◆ Exercise task:
Every entry needs to be printed exactly, please.

◆ Data records:

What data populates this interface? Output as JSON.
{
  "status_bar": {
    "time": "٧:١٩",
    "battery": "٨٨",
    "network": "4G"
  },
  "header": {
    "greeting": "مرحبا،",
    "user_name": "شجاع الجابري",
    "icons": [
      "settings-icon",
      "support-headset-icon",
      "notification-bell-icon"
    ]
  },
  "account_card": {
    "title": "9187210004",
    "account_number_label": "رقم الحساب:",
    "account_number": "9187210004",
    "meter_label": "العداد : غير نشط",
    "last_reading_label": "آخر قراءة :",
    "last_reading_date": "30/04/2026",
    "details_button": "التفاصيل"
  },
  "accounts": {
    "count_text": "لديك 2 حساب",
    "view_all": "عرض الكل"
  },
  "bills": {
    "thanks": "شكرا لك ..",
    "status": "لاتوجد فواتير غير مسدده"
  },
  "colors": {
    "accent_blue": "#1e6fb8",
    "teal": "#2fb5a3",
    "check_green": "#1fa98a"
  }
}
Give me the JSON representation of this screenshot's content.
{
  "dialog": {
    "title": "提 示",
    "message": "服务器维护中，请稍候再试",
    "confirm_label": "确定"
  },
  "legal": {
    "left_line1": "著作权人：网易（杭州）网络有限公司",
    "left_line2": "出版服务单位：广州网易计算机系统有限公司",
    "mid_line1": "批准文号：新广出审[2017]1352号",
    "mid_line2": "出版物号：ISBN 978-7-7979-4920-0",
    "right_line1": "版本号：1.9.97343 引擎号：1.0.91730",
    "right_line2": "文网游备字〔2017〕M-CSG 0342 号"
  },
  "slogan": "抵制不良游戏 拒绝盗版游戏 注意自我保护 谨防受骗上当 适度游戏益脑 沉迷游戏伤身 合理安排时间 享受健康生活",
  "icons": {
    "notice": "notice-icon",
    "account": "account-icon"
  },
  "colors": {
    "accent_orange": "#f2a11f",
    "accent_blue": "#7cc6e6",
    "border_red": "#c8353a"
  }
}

◆ Finished answer:
What data populates this interface? Output as JSON.
{
  "status_bar": {
    "time": "٧:١٩",
    "battery": "٨٨",
    "network": "4G"
  },
  "header": {
    "greeting": "مرحبا،",
    "user_name": "شجاع الجابري",
    "icons": [
      "settings-icon",
      "support-headset-icon",
      "notification-bell-icon"
    ]
  },
  "account_card": {
    "title": "9187210004",
    "account_number_label": "رقم الحساب:",
    "account_number": "9187210004",
    "meter_label": "العداد : غير نشط",
    "last_reading_label": "آخر قراءة :",
    "last_reading_date": "30/04/2026",
    "details_button": "التفاصيل"
  },
  "accounts": {
    "count_text": "لديك 2 حساب",
    "view_all": "عرض الكل"
  },
  "bills": {
    "thanks": "شكرا لك ..",
    "status": "لاتوجد فواتير غير مسدده"
  },
  "colors": {
    "accent_blue": "#1e6fb8",
    "teal": "#2fb5a3",
    "check_green": "#1fa98a"
  }
}
Give me the JSON representation of this screenshot's content.
{
  "dialog": {
    "title": "提 示",
    "message": "服务器维护中，请稍候再试",
    "confirm_label": "确定"
  },
  "legal": {
    "left_line1": "著作权人：网易（杭州）网络有限公司",
    "left_line2": "出版服务单位：广州网易计算机系统有限公司",
    "mid_line1": "批准文号：新广出审[2017]1352号",
    "mid_line2": "出版物号：ISBN 978-7-7979-4920-0",
    "right_line1": "版本号：1.9.97343 引擎号：1.0.91730",
    "right_line2": "文网游备字〔2017〕M-CSG 0342 号"
  },
  "slogan": "抵制不良游戏 拒绝盗版游戏 注意自我保护 谨防受骗上当 适度游戏益脑 沉迷游戏伤身 合理安排时间 享受健康生活",
  "icons": {
    "notice": "notice-icon",
    "account": "account-icon"
  },
  "colors": {
    "accent_orange": "#f2a11f",
    "accent_blue": "#7cc6e6",
    "border_red": "#c8353a"
  }
}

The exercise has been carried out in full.